## BEGIN

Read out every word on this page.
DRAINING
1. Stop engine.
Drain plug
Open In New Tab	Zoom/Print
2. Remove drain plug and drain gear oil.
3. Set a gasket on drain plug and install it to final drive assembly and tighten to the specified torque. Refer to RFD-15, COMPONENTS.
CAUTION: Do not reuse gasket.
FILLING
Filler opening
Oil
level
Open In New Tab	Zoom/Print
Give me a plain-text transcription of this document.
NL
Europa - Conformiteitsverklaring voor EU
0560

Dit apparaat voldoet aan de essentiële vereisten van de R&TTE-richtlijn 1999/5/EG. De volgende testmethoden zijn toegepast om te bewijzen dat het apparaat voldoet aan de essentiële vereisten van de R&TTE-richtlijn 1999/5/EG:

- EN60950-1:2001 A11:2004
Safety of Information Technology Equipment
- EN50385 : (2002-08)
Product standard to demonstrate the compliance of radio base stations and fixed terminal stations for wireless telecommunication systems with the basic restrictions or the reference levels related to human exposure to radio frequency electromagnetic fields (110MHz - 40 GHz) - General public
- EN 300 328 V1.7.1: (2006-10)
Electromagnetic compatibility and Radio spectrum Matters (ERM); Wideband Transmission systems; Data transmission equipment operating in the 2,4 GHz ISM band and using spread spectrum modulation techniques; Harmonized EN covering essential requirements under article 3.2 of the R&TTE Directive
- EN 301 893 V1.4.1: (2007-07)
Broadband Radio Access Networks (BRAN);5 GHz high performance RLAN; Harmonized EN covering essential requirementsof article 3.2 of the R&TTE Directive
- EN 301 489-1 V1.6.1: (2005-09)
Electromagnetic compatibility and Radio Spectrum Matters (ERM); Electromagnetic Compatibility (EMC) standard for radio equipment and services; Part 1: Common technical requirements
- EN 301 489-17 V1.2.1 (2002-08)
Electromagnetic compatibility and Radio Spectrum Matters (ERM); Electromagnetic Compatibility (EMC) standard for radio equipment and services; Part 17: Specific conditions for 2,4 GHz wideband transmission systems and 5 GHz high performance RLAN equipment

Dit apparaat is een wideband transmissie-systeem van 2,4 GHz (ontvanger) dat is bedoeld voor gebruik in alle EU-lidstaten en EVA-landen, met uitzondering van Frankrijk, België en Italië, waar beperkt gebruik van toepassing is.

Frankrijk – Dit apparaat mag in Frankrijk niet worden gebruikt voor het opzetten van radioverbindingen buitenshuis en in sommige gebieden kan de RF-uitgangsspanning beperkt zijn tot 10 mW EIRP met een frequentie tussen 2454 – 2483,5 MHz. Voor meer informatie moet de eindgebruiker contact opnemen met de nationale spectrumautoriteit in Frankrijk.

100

## END

Print all of the data exactly as it was given.

__Completed exercise__
Read out every word on this page.
DRAINING
1. Stop engine.
Drain plug
Open In New Tab	Zoom/Print
2. Remove drain plug and drain gear oil.
3. Set a gasket on drain plug and install it to final drive assembly and tighten to the specified torque. Refer to RFD-15, COMPONENTS.
CAUTION: Do not reuse gasket.
FILLING
Filler opening
Oil
level
Open In New Tab	Zoom/Print
Give me a plain-text transcription of this document.
NL
Europa - Conformiteitsverklaring voor EU
0560

Dit apparaat voldoet aan de essentiële vereisten van de R&TTE-richtlijn 1999/5/EG. De volgende testmethoden zijn toegepast om te bewijzen dat het apparaat voldoet aan de essentiële vereisten van de R&TTE-richtlijn 1999/5/EG:

- EN60950-1:2001 A11:2004
Safety of Information Technology Equipment
- EN50385 : (2002-08)
Product standard to demonstrate the compliance of radio base stations and fixed terminal stations for wireless telecommunication systems with the basic restrictions or the reference levels related to human exposure to radio frequency electromagnetic fields (110MHz - 40 GHz) - General public
- EN 300 328 V1.7.1: (2006-10)
Electromagnetic compatibility and Radio spectrum Matters (ERM); Wideband Transmission systems; Data transmission equipment operating in the 2,4 GHz ISM band and using spread spectrum modulation techniques; Harmonized EN covering essential requirements under article 3.2 of the R&TTE Directive
- EN 301 893 V1.4.1: (2007-07)
Broadband Radio Access Networks (BRAN);5 GHz high performance RLAN; Harmonized EN covering essential requirementsof article 3.2 of the R&TTE Directive
- EN 301 489-1 V1.6.1: (2005-09)
Electromagnetic compatibility and Radio Spectrum Matters (ERM); Electromagnetic Compatibility (EMC) standard for radio equipment and services; Part 1: Common technical requirements
- EN 301 489-17 V1.2.1 (2002-08)
Electromagnetic compatibility and Radio Spectrum Matters (ERM); Electromagnetic Compatibility (EMC) standard for radio equipment and services; Part 17: Specific conditions for 2,4 GHz wideband transmission systems and 5 GHz high performance RLAN equipment

Dit apparaat is een wideband transmissie-systeem van 2,4 GHz (ontvanger) dat is bedoeld voor gebruik in alle EU-lidstaten en EVA-landen, met uitzondering van Frankrijk, België en Italië, waar beperkt gebruik van toepassing is.

Frankrijk – Dit apparaat mag in Frankrijk niet worden gebruikt voor het opzetten van radioverbindingen buitenshuis en in sommige gebieden kan de RF-uitgangsspanning beperkt zijn tot 10 mW EIRP met een frequentie tussen 2454 – 2483,5 MHz. Voor meer informatie moet de eindgebruiker contact opnemen met de nationale spectrumautoriteit in Frankrijk.

100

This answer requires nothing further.